== Short exercise ==
Print the entire listing. Each line must match the original exactly.

== Supplied information ==

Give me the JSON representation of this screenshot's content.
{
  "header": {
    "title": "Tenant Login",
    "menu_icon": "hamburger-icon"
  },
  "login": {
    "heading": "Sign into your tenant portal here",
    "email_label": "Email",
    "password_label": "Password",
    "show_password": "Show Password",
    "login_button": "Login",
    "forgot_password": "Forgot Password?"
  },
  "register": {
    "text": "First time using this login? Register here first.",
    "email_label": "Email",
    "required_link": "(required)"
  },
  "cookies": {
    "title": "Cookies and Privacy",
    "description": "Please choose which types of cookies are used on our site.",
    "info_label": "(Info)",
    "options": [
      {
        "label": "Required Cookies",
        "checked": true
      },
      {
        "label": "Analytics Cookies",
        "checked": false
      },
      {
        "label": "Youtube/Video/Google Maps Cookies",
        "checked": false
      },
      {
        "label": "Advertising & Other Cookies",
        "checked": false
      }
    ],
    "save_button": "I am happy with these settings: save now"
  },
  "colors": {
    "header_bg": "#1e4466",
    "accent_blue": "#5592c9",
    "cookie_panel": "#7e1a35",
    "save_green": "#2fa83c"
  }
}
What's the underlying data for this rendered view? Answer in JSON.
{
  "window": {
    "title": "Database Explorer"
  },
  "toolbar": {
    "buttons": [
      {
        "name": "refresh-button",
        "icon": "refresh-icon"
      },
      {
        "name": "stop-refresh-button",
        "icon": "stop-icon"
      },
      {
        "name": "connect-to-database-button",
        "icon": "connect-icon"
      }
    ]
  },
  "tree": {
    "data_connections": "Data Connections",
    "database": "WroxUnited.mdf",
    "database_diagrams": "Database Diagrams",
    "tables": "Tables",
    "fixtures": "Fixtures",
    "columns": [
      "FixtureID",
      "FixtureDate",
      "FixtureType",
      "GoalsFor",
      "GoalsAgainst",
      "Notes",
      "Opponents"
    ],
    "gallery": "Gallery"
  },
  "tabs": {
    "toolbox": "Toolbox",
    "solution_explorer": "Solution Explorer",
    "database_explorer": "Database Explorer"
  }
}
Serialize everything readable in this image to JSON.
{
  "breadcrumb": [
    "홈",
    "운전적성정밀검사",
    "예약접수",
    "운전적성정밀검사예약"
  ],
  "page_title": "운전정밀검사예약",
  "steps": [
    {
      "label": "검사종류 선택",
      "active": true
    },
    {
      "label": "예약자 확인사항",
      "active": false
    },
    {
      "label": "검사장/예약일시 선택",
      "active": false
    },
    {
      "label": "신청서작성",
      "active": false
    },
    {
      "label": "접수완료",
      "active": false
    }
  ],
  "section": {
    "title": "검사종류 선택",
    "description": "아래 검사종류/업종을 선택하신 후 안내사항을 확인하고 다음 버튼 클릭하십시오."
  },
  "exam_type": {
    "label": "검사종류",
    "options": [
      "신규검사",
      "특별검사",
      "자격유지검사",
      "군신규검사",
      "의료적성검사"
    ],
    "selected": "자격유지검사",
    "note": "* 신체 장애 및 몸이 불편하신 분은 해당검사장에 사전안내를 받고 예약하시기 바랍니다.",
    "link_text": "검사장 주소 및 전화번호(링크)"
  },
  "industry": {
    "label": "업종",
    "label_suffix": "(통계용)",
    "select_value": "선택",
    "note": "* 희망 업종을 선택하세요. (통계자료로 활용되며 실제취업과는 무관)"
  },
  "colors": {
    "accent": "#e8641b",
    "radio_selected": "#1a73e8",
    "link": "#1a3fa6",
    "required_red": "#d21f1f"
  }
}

== Result of the task ==
Give me the JSON representation of this screenshot's content.
{
  "header": {
    "title": "Tenant Login",
    "menu_icon": "hamburger-icon"
  },
  "login": {
    "heading": "Sign into your tenant portal here",
    "email_label": "Email",
    "password_label": "Password",
    "show_password": "Show Password",
    "login_button": "Login",
    "forgot_password": "Forgot Password?"
  },
  "register": {
    "text": "First time using this login? Register here first.",
    "email_label": "Email",
    "required_link": "(required)"
  },
  "cookies": {
    "title": "Cookies and Privacy",
    "description": "Please choose which types of cookies are used on our site.",
    "info_label": "(Info)",
    "options": [
      {
        "label": "Required Cookies",
        "checked": true
      },
      {
        "label": "Analytics Cookies",
        "checked": false
      },
      {
        "label": "Youtube/Video/Google Maps Cookies",
        "checked": false
      },
      {
        "label": "Advertising & Other Cookies",
        "checked": false
      }
    ],
    "save_button": "I am happy with these settings: save now"
  },
  "colors": {
    "header_bg": "#1e4466",
    "accent_blue": "#5592c9",
    "cookie_panel": "#7e1a35",
    "save_green": "#2fa83c"
  }
}
What's the underlying data for this rendered view? Answer in JSON.
{
  "window": {
    "title": "Database Explorer"
  },
  "toolbar": {
    "buttons": [
      {
        "name": "refresh-button",
        "icon": "refresh-icon"
      },
      {
        "name": "stop-refresh-button",
        "icon": "stop-icon"
      },
      {
        "name": "connect-to-database-button",
        "icon": "connect-icon"
      }
    ]
  },
  "tree": {
    "data_connections": "Data Connections",
    "database": "WroxUnited.mdf",
    "database_diagrams": "Database Diagrams",
    "tables": "Tables",
    "fixtures": "Fixtures",
    "columns": [
      "FixtureID",
      "FixtureDate",
      "FixtureType",
      "GoalsFor",
      "GoalsAgainst",
      "Notes",
      "Opponents"
    ],
    "gallery": "Gallery"
  },
  "tabs": {
    "toolbox": "Toolbox",
    "solution_explorer": "Solution Explorer",
    "database_explorer": "Database Explorer"
  }
}
Serialize everything readable in this image to JSON.
{
  "breadcrumb": [
    "홈",
    "운전적성정밀검사",
    "예약접수",
    "운전적성정밀검사예약"
  ],
  "page_title": "운전정밀검사예약",
  "steps": [
    {
      "label": "검사종류 선택",
      "active": true
    },
    {
      "label": "예약자 확인사항",
      "active": false
    },
    {
      "label": "검사장/예약일시 선택",
      "active": false
    },
    {
      "label": "신청서작성",
      "active": false
    },
    {
      "label": "접수완료",
      "active": false
    }
  ],
  "section": {
    "title": "검사종류 선택",
    "description": "아래 검사종류/업종을 선택하신 후 안내사항을 확인하고 다음 버튼 클릭하십시오."
  },
  "exam_type": {
    "label": "검사종류",
    "options": [
      "신규검사",
      "특별검사",
      "자격유지검사",
      "군신규검사",
      "의료적성검사"
    ],
    "selected": "자격유지검사",
    "note": "* 신체 장애 및 몸이 불편하신 분은 해당검사장에 사전안내를 받고 예약하시기 바랍니다.",
    "link_text": "검사장 주소 및 전화번호(링크)"
  },
  "industry": {
    "label": "업종",
    "label_suffix": "(통계용)",
    "select_value": "선택",
    "note": "* 희망 업종을 선택하세요. (통계자료로 활용되며 실제취업과는 무관)"
  },
  "colors": {
    "accent": "#e8641b",
    "radio_selected": "#1a73e8",
    "link": "#1a3fa6",
    "required_red": "#d21f1f"
  }
}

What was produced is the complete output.